◆ **PROBLEM TO WORK ON**: Transcribe the lines below verbatim, skipping the images.

***** EXERCISE INPUT *****

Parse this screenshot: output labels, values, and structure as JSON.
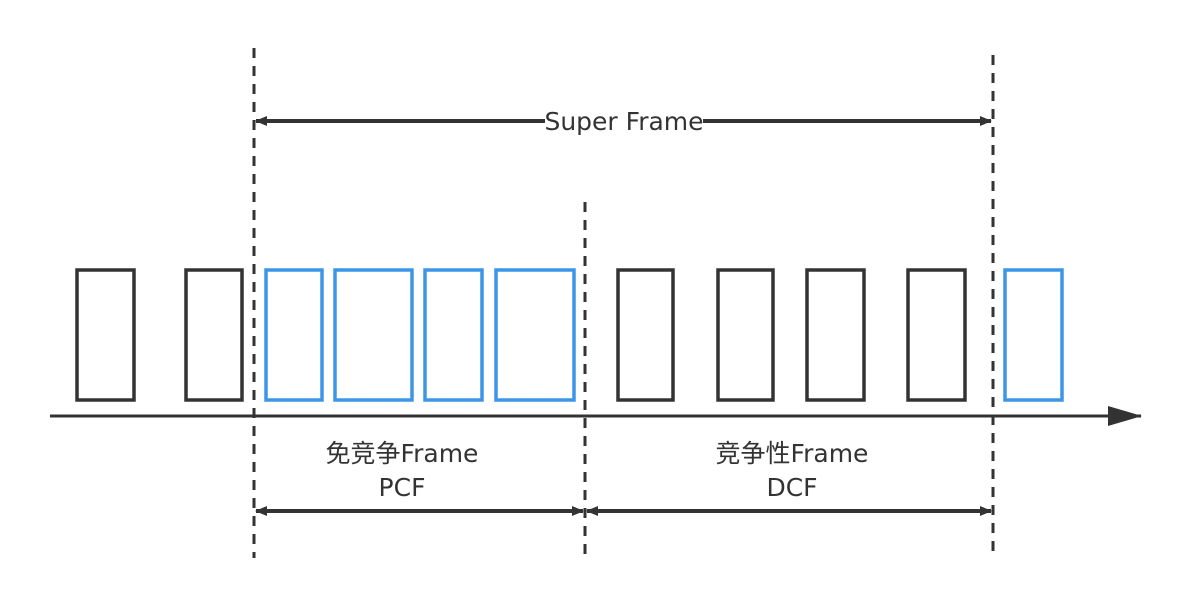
{
  "superframe": {
    "label": "Super Frame"
  },
  "pcf": {
    "label_line1": "免竞争Frame",
    "label_line2": "PCF"
  },
  "dcf": {
    "label_line1": "竞争性Frame",
    "label_line2": "DCF"
  },
  "colors": {
    "line": "#333333",
    "frame_default": "#333333",
    "frame_pcf": "#3d95e8",
    "background": "#ffffff"
  },
  "frames": [
    {
      "kind": "default"
    },
    {
      "kind": "default"
    },
    {
      "kind": "pcf"
    },
    {
      "kind": "pcf"
    },
    {
      "kind": "pcf"
    },
    {
      "kind": "pcf"
    },
    {
      "kind": "default"
    },
    {
      "kind": "default"
    },
    {
      "kind": "default"
    },
    {
      "kind": "default"
    },
    {
      "kind": "pcf"
    }
  ]
}
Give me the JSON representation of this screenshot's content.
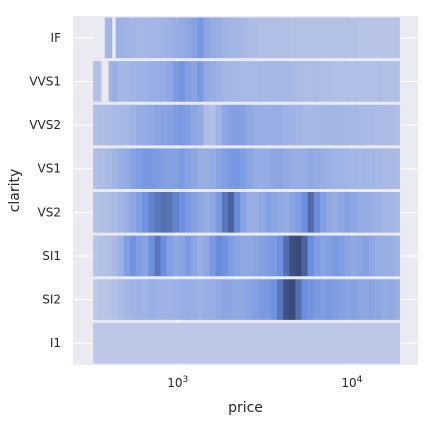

*****

◆ **SOLUTION BELOW**:
Parse this screenshot: output labels, values, and structure as JSON.
{
  "superframe": {
    "label": "Super Frame"
  },
  "pcf": {
    "label_line1": "免竞争Frame",
    "label_line2": "PCF"
  },
  "dcf": {
    "label_line1": "竞争性Frame",
    "label_line2": "DCF"
  },
  "colors": {
    "line": "#333333",
    "frame_default": "#333333",
    "frame_pcf": "#3d95e8",
    "background": "#ffffff"
  },
  "frames": [
    {
      "kind": "default"
    },
    {
      "kind": "default"
    },
    {
      "kind": "pcf"
    },
    {
      "kind": "pcf"
    },
    {
      "kind": "pcf"
    },
    {
      "kind": "pcf"
    },
    {
      "kind": "default"
    },
    {
      "kind": "default"
    },
    {
      "kind": "default"
    },
    {
      "kind": "default"
    },
    {
      "kind": "pcf"
    }
  ]
}
Give me the JSON representation of this screenshot's content.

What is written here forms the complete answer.